Exercise instructions:
Count every line that has "heading" in it and give the total, nothing more.

Material to process:
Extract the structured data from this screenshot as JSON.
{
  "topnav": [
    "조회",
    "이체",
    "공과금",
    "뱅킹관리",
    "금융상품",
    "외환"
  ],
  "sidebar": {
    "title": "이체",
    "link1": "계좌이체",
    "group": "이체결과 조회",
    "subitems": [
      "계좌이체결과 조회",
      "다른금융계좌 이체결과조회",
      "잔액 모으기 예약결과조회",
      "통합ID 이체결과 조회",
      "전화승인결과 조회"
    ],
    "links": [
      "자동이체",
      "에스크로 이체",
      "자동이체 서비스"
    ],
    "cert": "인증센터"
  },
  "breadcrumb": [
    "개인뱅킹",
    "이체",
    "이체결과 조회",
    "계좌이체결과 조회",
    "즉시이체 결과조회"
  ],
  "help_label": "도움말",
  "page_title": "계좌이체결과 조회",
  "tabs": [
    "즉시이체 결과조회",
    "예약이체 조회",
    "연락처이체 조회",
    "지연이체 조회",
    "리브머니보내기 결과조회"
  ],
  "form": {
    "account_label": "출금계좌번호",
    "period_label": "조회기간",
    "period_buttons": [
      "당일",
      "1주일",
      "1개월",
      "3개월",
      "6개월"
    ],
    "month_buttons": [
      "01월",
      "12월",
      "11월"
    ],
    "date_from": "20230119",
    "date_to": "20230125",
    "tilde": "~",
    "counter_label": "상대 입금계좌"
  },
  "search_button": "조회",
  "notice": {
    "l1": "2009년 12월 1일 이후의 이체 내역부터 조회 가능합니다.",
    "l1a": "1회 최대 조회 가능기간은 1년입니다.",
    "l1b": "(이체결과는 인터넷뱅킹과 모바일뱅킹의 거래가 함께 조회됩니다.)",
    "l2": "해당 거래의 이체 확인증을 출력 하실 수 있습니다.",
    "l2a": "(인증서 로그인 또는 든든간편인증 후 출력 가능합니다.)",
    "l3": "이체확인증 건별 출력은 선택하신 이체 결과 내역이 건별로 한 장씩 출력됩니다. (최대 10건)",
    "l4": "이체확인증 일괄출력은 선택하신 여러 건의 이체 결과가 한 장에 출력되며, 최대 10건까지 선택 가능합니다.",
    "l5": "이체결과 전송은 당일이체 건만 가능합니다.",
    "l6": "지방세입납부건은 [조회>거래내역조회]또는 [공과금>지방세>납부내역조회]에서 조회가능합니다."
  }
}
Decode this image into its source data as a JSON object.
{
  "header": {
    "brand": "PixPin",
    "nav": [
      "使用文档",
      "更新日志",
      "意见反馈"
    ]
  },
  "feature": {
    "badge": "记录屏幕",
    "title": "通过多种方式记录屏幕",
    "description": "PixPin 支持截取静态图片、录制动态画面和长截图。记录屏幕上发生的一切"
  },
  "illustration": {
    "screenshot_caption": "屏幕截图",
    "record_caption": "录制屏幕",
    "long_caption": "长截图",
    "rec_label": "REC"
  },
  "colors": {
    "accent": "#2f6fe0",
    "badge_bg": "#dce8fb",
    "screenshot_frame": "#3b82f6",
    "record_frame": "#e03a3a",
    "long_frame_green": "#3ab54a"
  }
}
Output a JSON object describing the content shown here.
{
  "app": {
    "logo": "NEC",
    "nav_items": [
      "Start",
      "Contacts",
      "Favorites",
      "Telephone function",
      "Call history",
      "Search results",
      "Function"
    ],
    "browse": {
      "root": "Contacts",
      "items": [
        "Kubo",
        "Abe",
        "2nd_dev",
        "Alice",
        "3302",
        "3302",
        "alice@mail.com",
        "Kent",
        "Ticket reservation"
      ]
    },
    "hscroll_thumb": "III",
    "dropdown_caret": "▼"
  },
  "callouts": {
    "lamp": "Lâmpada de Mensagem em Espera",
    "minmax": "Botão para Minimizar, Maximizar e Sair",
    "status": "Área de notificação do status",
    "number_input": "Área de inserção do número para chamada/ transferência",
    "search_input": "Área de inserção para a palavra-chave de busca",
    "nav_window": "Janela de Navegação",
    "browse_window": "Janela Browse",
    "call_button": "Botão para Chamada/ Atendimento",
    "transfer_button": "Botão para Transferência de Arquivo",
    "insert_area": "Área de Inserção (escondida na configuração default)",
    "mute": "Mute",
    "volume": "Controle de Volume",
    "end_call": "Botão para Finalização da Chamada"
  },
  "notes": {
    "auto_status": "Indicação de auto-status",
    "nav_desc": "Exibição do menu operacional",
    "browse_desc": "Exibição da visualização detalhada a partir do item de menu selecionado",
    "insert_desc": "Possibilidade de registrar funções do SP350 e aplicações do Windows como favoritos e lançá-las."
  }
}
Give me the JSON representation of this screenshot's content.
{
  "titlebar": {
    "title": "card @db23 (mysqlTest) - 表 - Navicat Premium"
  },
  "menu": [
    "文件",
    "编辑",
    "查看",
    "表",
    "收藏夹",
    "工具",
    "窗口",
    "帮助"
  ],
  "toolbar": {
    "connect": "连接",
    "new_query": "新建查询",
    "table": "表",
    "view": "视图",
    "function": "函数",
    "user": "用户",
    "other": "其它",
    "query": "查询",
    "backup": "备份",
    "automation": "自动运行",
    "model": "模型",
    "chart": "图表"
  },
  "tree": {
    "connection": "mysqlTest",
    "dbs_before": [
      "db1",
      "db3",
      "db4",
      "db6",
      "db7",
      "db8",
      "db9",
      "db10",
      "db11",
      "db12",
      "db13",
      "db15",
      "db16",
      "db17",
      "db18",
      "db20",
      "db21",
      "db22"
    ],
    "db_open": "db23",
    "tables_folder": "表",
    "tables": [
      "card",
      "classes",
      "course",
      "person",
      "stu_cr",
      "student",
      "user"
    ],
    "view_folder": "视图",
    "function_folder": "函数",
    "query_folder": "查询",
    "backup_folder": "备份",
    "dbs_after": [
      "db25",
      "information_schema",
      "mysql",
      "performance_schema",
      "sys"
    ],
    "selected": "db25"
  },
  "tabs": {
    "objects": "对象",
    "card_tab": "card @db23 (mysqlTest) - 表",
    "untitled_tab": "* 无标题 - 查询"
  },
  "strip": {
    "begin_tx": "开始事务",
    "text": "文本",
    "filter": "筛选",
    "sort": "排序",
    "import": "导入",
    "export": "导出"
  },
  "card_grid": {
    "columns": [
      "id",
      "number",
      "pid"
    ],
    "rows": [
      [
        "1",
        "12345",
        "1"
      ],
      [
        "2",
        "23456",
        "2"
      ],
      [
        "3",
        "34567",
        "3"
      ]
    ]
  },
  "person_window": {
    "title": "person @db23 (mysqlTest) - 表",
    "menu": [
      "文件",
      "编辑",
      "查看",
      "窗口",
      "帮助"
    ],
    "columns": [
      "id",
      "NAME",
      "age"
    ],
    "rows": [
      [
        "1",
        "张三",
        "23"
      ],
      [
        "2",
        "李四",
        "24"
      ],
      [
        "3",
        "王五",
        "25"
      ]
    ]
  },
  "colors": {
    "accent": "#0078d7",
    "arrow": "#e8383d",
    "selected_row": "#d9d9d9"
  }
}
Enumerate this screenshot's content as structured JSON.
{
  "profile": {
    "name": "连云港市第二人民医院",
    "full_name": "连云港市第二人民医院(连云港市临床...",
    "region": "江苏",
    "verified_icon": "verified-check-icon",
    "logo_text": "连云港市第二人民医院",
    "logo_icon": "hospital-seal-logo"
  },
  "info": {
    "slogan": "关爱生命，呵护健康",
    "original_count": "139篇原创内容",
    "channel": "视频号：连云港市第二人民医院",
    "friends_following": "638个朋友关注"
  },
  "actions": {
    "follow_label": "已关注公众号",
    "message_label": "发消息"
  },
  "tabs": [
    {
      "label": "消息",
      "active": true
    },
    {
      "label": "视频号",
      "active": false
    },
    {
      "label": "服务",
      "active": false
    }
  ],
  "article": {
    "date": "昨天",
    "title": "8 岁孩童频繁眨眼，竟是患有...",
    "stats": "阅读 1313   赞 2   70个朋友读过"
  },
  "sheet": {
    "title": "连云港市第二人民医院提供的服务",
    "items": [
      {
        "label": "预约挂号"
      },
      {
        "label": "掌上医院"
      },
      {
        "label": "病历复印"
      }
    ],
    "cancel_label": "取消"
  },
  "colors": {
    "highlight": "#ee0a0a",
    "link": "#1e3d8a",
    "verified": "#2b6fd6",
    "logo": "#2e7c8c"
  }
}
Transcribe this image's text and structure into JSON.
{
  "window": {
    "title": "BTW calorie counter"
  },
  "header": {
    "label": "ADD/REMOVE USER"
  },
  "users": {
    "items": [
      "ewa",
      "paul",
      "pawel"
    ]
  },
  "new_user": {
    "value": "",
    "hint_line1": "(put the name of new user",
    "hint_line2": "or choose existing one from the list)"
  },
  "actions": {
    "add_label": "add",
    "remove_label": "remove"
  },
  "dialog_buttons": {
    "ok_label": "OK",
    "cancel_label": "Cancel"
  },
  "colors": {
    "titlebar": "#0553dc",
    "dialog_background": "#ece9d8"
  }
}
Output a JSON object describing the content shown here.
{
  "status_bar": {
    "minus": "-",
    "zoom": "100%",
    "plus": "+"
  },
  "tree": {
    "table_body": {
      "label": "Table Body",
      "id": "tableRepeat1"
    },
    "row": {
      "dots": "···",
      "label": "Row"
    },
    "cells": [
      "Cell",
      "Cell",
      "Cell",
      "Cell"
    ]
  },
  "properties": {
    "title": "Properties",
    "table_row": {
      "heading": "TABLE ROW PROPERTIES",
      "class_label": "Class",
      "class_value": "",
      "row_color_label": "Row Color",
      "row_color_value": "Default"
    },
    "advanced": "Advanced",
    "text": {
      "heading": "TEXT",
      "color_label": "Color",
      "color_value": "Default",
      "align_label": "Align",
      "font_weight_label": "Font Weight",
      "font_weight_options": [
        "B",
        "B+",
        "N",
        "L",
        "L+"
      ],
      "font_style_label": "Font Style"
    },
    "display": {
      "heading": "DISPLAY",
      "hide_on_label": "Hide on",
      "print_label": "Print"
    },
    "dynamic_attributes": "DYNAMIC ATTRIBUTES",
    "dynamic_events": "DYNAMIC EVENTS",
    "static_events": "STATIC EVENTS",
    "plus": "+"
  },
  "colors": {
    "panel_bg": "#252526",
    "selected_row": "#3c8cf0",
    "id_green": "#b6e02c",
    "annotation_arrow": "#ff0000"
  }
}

The result:
3